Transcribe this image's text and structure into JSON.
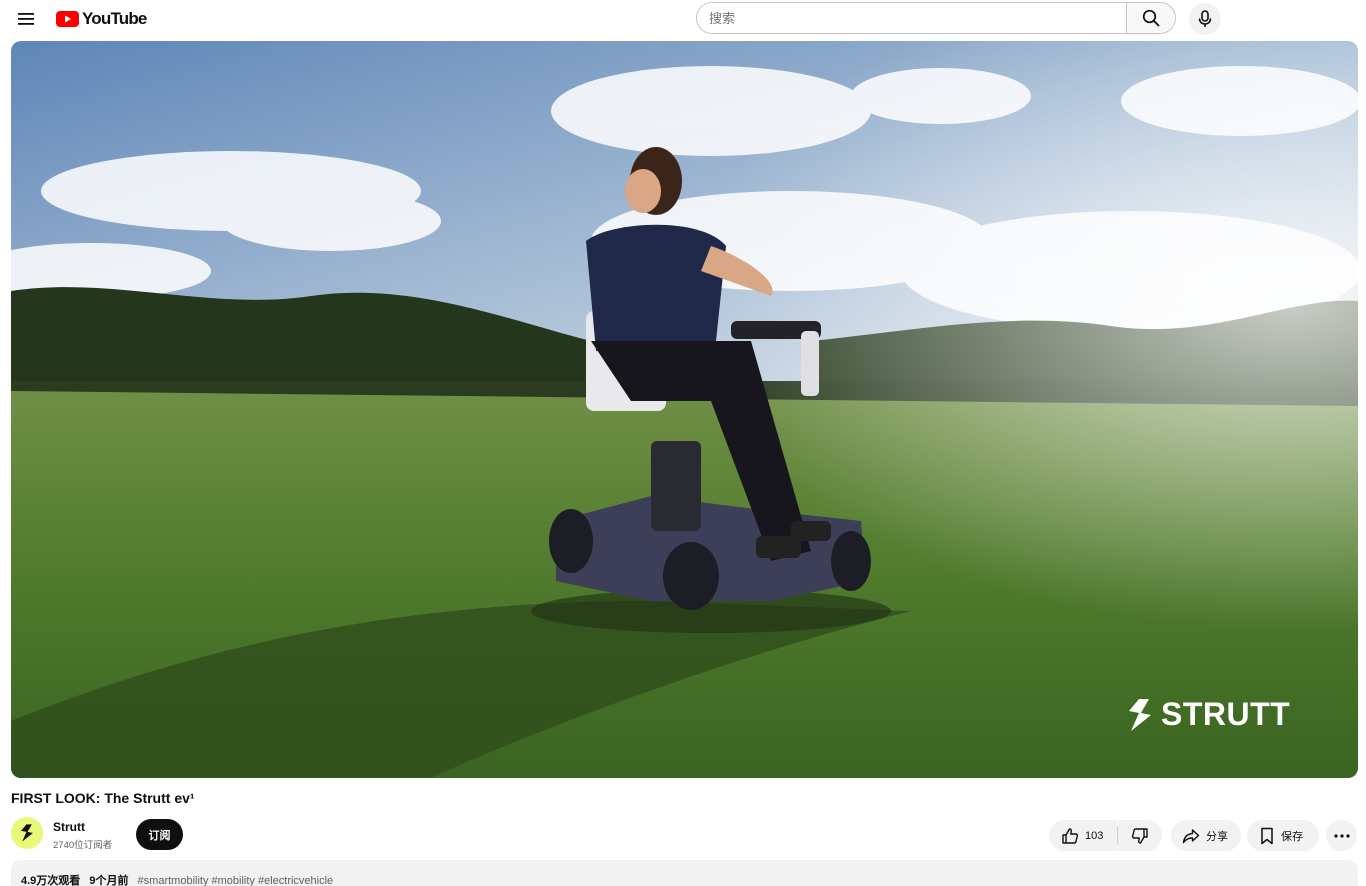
{
  "masthead": {
    "logo_text": "YouTube",
    "search_placeholder": "搜索",
    "menu_icon": "hamburger-menu-icon",
    "search_icon": "search-icon",
    "mic_icon": "microphone-icon"
  },
  "player": {
    "watermark_text": "STRUTT",
    "watermark_icon": "strutt-logo-icon"
  },
  "video": {
    "title": "FIRST LOOK: The Strutt ev¹"
  },
  "owner": {
    "channel_name": "Strutt",
    "subscribers": "2740位订阅者",
    "subscribe_label": "订阅",
    "avatar_color": "#e8f97a"
  },
  "actions": {
    "like_count": "103",
    "share_label": "分享",
    "save_label": "保存"
  },
  "description": {
    "views": "4.9万次观看",
    "date": "9个月前",
    "tags": "#smartmobility #mobility #electricvehicle"
  },
  "colors": {
    "brand_red": "#ff0000",
    "subscribe_bg": "#0f0f0f",
    "pill_bg": "#f2f2f2"
  }
}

• _The task_:
Write out each line of the data exactly; the images should be left out.

• _Output below_:
Transcribe this image's text and structure into JSON.
{
  "masthead": {
    "logo_text": "YouTube",
    "search_placeholder": "搜索",
    "menu_icon": "hamburger-menu-icon",
    "search_icon": "search-icon",
    "mic_icon": "microphone-icon"
  },
  "player": {
    "watermark_text": "STRUTT",
    "watermark_icon": "strutt-logo-icon"
  },
  "video": {
    "title": "FIRST LOOK: The Strutt ev¹"
  },
  "owner": {
    "channel_name": "Strutt",
    "subscribers": "2740位订阅者",
    "subscribe_label": "订阅",
    "avatar_color": "#e8f97a"
  },
  "actions": {
    "like_count": "103",
    "share_label": "分享",
    "save_label": "保存"
  },
  "description": {
    "views": "4.9万次观看",
    "date": "9个月前",
    "tags": "#smartmobility #mobility #electricvehicle"
  },
  "colors": {
    "brand_red": "#ff0000",
    "subscribe_bg": "#0f0f0f",
    "pill_bg": "#f2f2f2"
  }
}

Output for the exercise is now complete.